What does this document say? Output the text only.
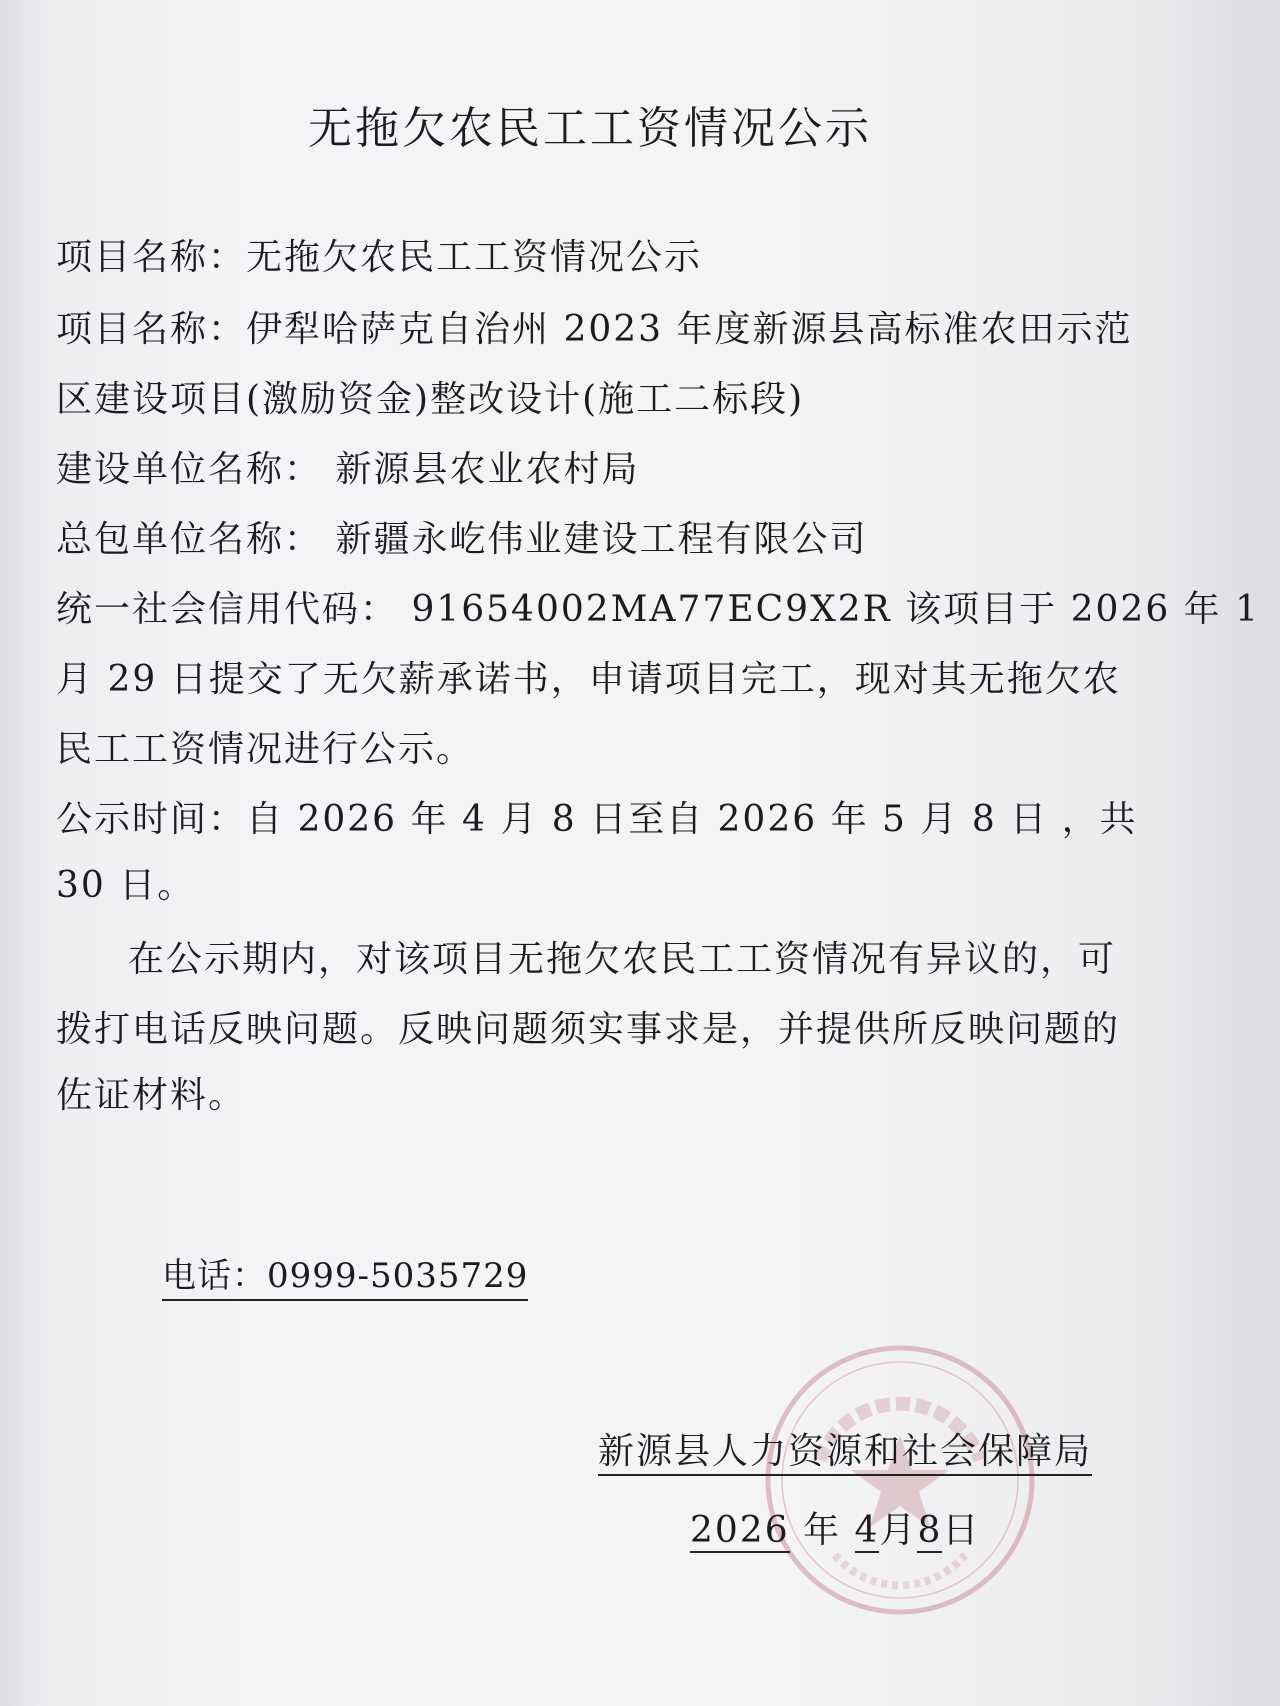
无拖欠农民工工资情况公示
项目名称：无拖欠农民工工资情况公示
项目名称：伊犁哈萨克自治州 2023 年度新源县高标准农田示范
区建设项目(激励资金)整改设计(施工二标段)
建设单位名称： 新源县农业农村局
总包单位名称： 新疆永屹伟业建设工程有限公司
统一社会信用代码： 91654002MA77EC9X2R 该项目于 2026 年 1
月 29 日提交了无欠薪承诺书，申请项目完工，现对其无拖欠农
民工工资情况进行公示。
公示时间：自 2026 年 4 月 8 日至自 2026 年 5 月 8 日 ，共
30 日。
在公示期内，对该项目无拖欠农民工工资情况有异议的，可
拨打电话反映问题。反映问题须实事求是，并提供所反映问题的
佐证材料。
电话：0999-5035729
新源县人力资源和社会保障局
2026 年 4月8日
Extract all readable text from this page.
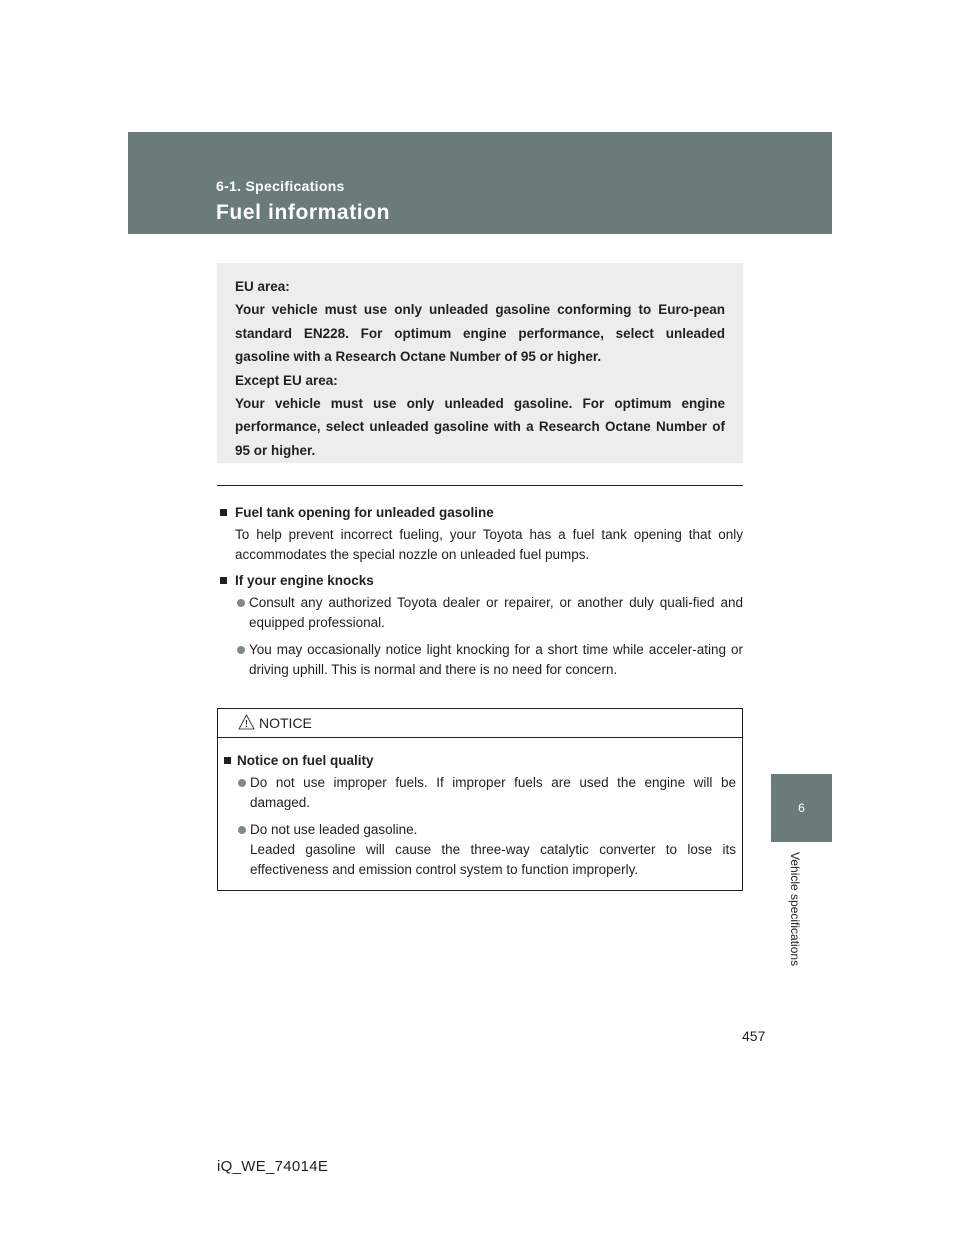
6-1. Specifications
Fuel information
6
Vehicle specifications

EU area:

Your vehicle must use only unleaded gasoline conforming to Euro-pean standard EN228. For optimum engine performance, select unleaded gasoline with a Research Octane Number of 95 or higher.

Except EU area:

Your vehicle must use only unleaded gasoline. For optimum engine performance, select unleaded gasoline with a Research Octane Number of 95 or higher.

Fuel tank opening for unleaded gasoline

To help prevent incorrect fueling, your Toyota has a fuel tank opening that only accommodates the special nozzle on unleaded fuel pumps.

If your engine knocks

Consult any authorized Toyota dealer or repairer, or another duly quali-fied and equipped professional.
You may occasionally notice light knocking for a short time while acceler-ating or driving uphill. This is normal and there is no need for concern.
NOTICE

Notice on fuel quality

Do not use improper fuels. If improper fuels are used the engine will be damaged.
Do not use leaded gasoline.
Leaded gasoline will cause the three-way catalytic converter to lose its effectiveness and emission control system to function improperly.
457
iQ_WE_74014E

Task directions: Write every record out again exactly; no pictures belong in the copy.

Full output:
What does this document say? Output the text only.
无拖欠农民工工资情况公示
项目名称：无拖欠农民工工资情况公示
项目名称：伊犁哈萨克自治州 2023 年度新源县高标准农田示范
区建设项目(激励资金)整改设计(施工二标段)
建设单位名称： 新源县农业农村局
总包单位名称： 新疆永屹伟业建设工程有限公司
统一社会信用代码： 91654002MA77EC9X2R 该项目于 2026 年 1
月 29 日提交了无欠薪承诺书，申请项目完工，现对其无拖欠农
民工工资情况进行公示。
公示时间：自 2026 年 4 月 8 日至自 2026 年 5 月 8 日 ，共
30 日。
在公示期内，对该项目无拖欠农民工工资情况有异议的，可
拨打电话反映问题。反映问题须实事求是，并提供所反映问题的
佐证材料。
电话：0999-5035729
新源县人力资源和社会保障局
2026 年 4月8日
Extract all readable text from this page.
6-1. Specifications
Fuel information
6
Vehicle specifications

EU area:

Your vehicle must use only unleaded gasoline conforming to Euro-pean standard EN228. For optimum engine performance, select unleaded gasoline with a Research Octane Number of 95 or higher.

Except EU area:

Your vehicle must use only unleaded gasoline. For optimum engine performance, select unleaded gasoline with a Research Octane Number of 95 or higher.

Fuel tank opening for unleaded gasoline

To help prevent incorrect fueling, your Toyota has a fuel tank opening that only accommodates the special nozzle on unleaded fuel pumps.

If your engine knocks

Consult any authorized Toyota dealer or repairer, or another duly quali-fied and equipped professional.
You may occasionally notice light knocking for a short time while acceler-ating or driving uphill. This is normal and there is no need for concern.
NOTICE

Notice on fuel quality

Do not use improper fuels. If improper fuels are used the engine will be damaged.
Do not use leaded gasoline.
Leaded gasoline will cause the three-way catalytic converter to lose its effectiveness and emission control system to function improperly.
457
iQ_WE_74014E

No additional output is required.